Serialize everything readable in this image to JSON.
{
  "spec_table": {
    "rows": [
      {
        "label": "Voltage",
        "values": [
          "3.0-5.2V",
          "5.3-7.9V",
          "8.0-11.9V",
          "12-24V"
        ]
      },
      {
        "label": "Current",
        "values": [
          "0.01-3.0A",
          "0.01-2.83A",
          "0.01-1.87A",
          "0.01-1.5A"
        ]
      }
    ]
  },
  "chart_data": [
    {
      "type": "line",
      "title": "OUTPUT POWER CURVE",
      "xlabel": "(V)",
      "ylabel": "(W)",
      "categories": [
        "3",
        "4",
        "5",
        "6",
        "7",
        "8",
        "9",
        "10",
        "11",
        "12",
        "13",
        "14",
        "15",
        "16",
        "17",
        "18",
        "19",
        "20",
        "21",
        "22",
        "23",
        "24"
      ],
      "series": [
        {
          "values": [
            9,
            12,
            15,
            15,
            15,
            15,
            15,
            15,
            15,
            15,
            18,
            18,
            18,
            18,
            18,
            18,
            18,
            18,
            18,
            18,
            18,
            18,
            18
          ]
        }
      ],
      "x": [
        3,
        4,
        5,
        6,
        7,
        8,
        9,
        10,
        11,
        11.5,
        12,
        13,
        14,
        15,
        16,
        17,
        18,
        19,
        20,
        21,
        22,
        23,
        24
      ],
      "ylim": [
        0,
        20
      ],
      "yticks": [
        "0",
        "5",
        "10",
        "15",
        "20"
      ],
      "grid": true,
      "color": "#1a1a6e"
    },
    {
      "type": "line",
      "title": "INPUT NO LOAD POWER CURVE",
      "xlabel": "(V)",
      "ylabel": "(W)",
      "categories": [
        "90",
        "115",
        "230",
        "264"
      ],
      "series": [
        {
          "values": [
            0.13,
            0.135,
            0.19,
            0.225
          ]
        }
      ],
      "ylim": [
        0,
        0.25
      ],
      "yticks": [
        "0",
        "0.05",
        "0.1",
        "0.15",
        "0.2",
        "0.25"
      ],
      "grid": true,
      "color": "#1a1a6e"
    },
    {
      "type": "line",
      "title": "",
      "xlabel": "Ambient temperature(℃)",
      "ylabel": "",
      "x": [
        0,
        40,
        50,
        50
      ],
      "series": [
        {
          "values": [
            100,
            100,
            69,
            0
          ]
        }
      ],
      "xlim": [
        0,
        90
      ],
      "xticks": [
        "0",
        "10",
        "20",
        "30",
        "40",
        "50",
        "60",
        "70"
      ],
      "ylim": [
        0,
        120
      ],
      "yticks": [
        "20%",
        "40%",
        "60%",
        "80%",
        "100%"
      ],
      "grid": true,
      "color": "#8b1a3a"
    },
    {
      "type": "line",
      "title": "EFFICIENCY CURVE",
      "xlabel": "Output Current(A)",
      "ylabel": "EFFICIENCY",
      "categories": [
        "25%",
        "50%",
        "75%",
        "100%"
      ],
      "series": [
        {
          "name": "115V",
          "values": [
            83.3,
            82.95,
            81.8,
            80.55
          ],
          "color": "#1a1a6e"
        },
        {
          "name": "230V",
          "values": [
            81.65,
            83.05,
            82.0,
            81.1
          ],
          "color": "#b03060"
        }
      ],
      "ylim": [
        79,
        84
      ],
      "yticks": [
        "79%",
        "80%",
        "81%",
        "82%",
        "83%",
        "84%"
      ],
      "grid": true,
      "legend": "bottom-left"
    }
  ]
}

Task details ::
Return the entries above exactly as they appear.

Answer to the task ::
Serialize everything readable in this image to JSON.
{
  "spec_table": {
    "rows": [
      {
        "label": "Voltage",
        "values": [
          "3.0-5.2V",
          "5.3-7.9V",
          "8.0-11.9V",
          "12-24V"
        ]
      },
      {
        "label": "Current",
        "values": [
          "0.01-3.0A",
          "0.01-2.83A",
          "0.01-1.87A",
          "0.01-1.5A"
        ]
      }
    ]
  },
  "chart_data": [
    {
      "type": "line",
      "title": "OUTPUT POWER CURVE",
      "xlabel": "(V)",
      "ylabel": "(W)",
      "categories": [
        "3",
        "4",
        "5",
        "6",
        "7",
        "8",
        "9",
        "10",
        "11",
        "12",
        "13",
        "14",
        "15",
        "16",
        "17",
        "18",
        "19",
        "20",
        "21",
        "22",
        "23",
        "24"
      ],
      "series": [
        {
          "values": [
            9,
            12,
            15,
            15,
            15,
            15,
            15,
            15,
            15,
            15,
            18,
            18,
            18,
            18,
            18,
            18,
            18,
            18,
            18,
            18,
            18,
            18,
            18
          ]
        }
      ],
      "x": [
        3,
        4,
        5,
        6,
        7,
        8,
        9,
        10,
        11,
        11.5,
        12,
        13,
        14,
        15,
        16,
        17,
        18,
        19,
        20,
        21,
        22,
        23,
        24
      ],
      "ylim": [
        0,
        20
      ],
      "yticks": [
        "0",
        "5",
        "10",
        "15",
        "20"
      ],
      "grid": true,
      "color": "#1a1a6e"
    },
    {
      "type": "line",
      "title": "INPUT NO LOAD POWER CURVE",
      "xlabel": "(V)",
      "ylabel": "(W)",
      "categories": [
        "90",
        "115",
        "230",
        "264"
      ],
      "series": [
        {
          "values": [
            0.13,
            0.135,
            0.19,
            0.225
          ]
        }
      ],
      "ylim": [
        0,
        0.25
      ],
      "yticks": [
        "0",
        "0.05",
        "0.1",
        "0.15",
        "0.2",
        "0.25"
      ],
      "grid": true,
      "color": "#1a1a6e"
    },
    {
      "type": "line",
      "title": "",
      "xlabel": "Ambient temperature(℃)",
      "ylabel": "",
      "x": [
        0,
        40,
        50,
        50
      ],
      "series": [
        {
          "values": [
            100,
            100,
            69,
            0
          ]
        }
      ],
      "xlim": [
        0,
        90
      ],
      "xticks": [
        "0",
        "10",
        "20",
        "30",
        "40",
        "50",
        "60",
        "70"
      ],
      "ylim": [
        0,
        120
      ],
      "yticks": [
        "20%",
        "40%",
        "60%",
        "80%",
        "100%"
      ],
      "grid": true,
      "color": "#8b1a3a"
    },
    {
      "type": "line",
      "title": "EFFICIENCY CURVE",
      "xlabel": "Output Current(A)",
      "ylabel": "EFFICIENCY",
      "categories": [
        "25%",
        "50%",
        "75%",
        "100%"
      ],
      "series": [
        {
          "name": "115V",
          "values": [
            83.3,
            82.95,
            81.8,
            80.55
          ],
          "color": "#1a1a6e"
        },
        {
          "name": "230V",
          "values": [
            81.65,
            83.05,
            82.0,
            81.1
          ],
          "color": "#b03060"
        }
      ],
      "ylim": [
        79,
        84
      ],
      "yticks": [
        "79%",
        "80%",
        "81%",
        "82%",
        "83%",
        "84%"
      ],
      "grid": true,
      "legend": "bottom-left"
    }
  ]
}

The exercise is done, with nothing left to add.